■ Exercise instructions:
Search the material for the string "PPR堵卡" and copy each line where it occurs.

■ Data excerpts:
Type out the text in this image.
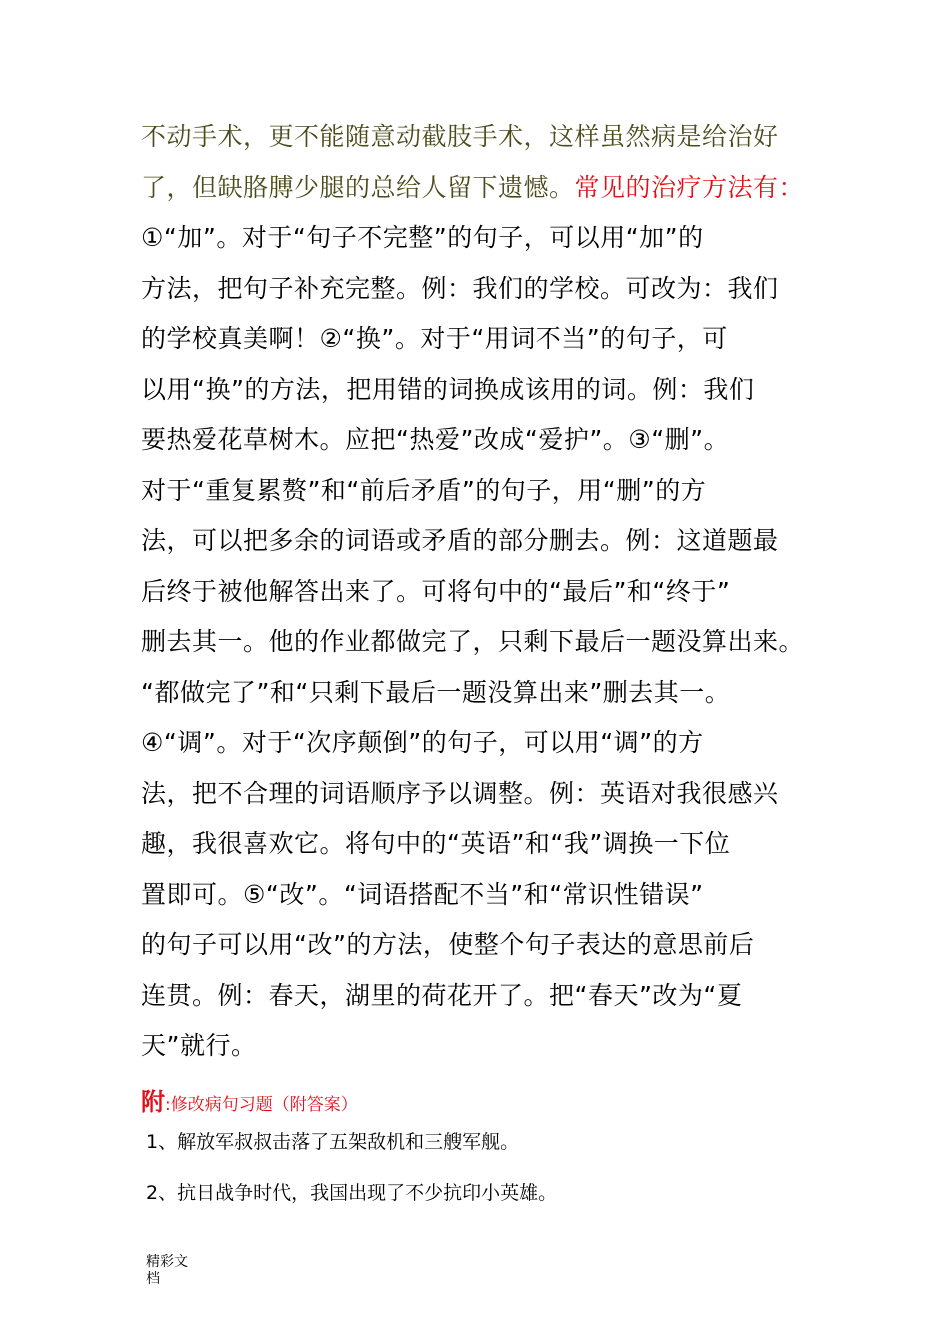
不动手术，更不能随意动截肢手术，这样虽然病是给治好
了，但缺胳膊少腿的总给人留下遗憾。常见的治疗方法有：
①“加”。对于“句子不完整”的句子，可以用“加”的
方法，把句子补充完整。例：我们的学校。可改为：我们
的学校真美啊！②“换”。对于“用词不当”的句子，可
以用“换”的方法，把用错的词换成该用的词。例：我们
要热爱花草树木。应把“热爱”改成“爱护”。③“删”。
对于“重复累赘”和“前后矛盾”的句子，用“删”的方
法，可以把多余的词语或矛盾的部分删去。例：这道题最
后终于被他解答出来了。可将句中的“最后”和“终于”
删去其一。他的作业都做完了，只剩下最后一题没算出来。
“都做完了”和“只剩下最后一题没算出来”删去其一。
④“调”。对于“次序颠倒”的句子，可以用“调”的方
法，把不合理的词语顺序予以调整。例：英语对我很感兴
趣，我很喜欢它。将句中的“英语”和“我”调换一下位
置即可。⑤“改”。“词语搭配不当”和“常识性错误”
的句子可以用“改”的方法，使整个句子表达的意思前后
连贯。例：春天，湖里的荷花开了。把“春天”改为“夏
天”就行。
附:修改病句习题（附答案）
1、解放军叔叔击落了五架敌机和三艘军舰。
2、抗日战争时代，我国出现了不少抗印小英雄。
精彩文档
* * *
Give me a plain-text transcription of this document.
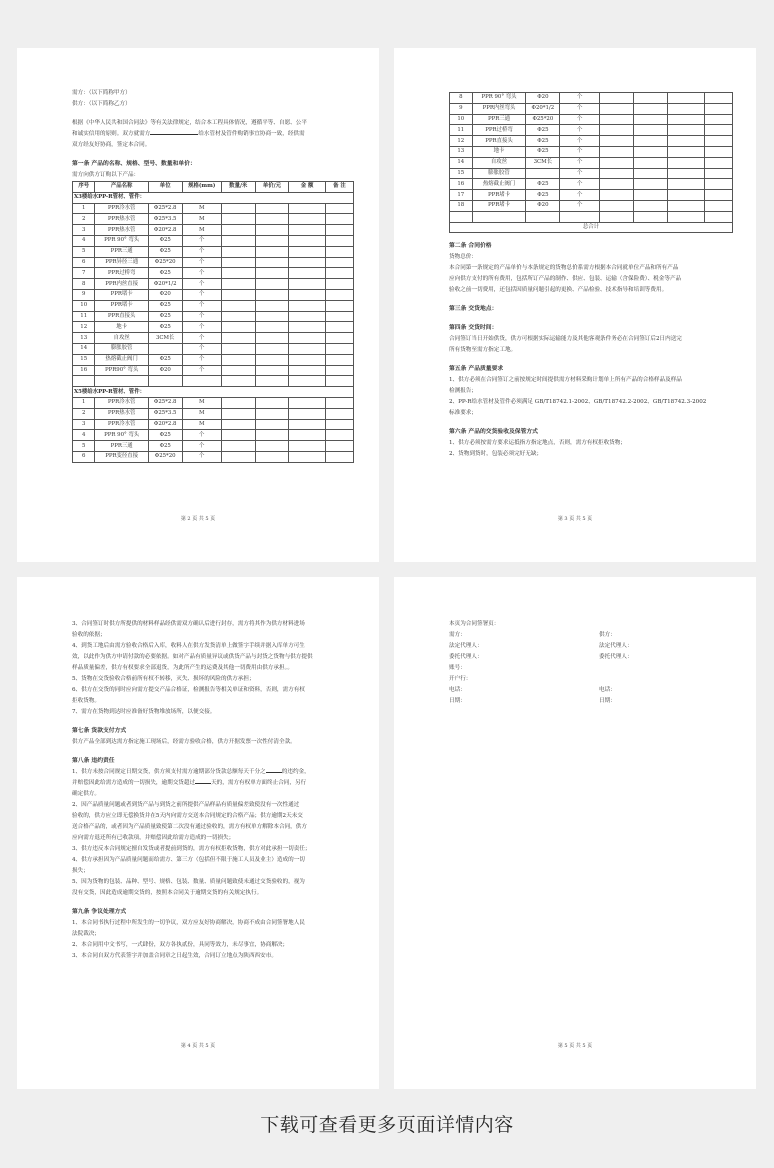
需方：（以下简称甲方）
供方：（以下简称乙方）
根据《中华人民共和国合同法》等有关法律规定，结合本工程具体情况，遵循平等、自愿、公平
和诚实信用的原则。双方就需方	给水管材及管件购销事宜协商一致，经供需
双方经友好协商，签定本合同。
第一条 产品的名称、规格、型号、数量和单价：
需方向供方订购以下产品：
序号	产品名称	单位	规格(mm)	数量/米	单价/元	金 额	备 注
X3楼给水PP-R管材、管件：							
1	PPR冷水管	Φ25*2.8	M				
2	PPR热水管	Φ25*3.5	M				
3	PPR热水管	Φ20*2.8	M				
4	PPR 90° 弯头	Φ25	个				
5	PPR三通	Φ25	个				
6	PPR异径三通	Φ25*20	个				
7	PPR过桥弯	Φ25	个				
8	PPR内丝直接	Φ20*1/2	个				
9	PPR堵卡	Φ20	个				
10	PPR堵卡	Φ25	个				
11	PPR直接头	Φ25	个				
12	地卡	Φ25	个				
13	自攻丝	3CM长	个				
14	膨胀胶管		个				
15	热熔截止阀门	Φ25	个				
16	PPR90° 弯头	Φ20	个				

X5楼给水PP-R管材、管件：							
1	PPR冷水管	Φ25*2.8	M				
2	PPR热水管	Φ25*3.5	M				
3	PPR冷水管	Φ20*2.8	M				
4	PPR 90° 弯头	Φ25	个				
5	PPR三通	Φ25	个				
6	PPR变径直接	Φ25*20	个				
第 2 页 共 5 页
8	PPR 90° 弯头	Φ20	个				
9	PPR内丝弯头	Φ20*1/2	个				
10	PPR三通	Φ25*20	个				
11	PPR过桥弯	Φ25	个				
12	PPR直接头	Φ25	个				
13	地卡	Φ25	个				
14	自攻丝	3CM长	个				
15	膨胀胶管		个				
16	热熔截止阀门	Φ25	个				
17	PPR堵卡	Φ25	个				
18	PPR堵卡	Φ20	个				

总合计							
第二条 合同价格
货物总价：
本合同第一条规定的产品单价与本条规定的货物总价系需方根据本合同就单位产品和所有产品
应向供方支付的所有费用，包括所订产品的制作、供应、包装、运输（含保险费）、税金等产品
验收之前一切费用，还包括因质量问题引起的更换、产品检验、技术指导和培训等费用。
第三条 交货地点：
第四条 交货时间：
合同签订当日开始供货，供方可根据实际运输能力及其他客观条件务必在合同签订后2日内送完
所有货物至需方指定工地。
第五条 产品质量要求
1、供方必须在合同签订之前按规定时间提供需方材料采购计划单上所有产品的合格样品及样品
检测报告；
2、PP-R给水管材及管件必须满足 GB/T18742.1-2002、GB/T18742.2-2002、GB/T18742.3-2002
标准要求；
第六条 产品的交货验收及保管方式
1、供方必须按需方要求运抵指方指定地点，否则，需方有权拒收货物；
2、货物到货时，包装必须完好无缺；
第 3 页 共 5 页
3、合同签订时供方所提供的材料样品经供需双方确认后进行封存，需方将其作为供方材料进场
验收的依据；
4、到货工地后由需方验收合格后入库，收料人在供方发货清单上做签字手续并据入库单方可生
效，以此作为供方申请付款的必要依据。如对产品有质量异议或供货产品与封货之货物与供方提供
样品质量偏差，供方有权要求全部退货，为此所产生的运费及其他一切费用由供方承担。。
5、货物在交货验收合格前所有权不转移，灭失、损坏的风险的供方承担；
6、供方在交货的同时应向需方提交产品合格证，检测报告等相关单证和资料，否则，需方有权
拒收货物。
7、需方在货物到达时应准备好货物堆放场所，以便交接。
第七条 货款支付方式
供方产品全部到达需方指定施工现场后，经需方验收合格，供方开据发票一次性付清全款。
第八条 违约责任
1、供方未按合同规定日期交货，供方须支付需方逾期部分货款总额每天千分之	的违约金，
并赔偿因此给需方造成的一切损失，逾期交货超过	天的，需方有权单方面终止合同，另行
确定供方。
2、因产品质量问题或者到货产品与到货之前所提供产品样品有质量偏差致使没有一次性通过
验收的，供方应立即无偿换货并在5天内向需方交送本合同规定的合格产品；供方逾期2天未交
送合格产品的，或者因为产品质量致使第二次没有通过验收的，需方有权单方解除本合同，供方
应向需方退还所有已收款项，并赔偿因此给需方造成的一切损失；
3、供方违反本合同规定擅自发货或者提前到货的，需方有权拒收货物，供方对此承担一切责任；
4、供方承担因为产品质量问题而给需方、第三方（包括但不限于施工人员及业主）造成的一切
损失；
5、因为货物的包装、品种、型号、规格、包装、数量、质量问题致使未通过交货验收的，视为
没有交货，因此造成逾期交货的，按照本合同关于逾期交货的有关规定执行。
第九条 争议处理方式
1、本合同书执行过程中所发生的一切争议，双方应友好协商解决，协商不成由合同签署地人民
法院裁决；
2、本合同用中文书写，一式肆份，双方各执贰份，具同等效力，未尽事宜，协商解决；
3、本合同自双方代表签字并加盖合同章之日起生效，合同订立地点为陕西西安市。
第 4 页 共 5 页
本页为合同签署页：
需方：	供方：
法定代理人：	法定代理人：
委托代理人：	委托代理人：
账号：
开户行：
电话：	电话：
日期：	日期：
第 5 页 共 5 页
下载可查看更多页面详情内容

■ Output of the exercise:
9	PPR堵卡	Φ20	个				
10	PPR堵卡	Φ25	个				
17	PPR堵卡	Φ25	个				
18	PPR堵卡	Φ20	个				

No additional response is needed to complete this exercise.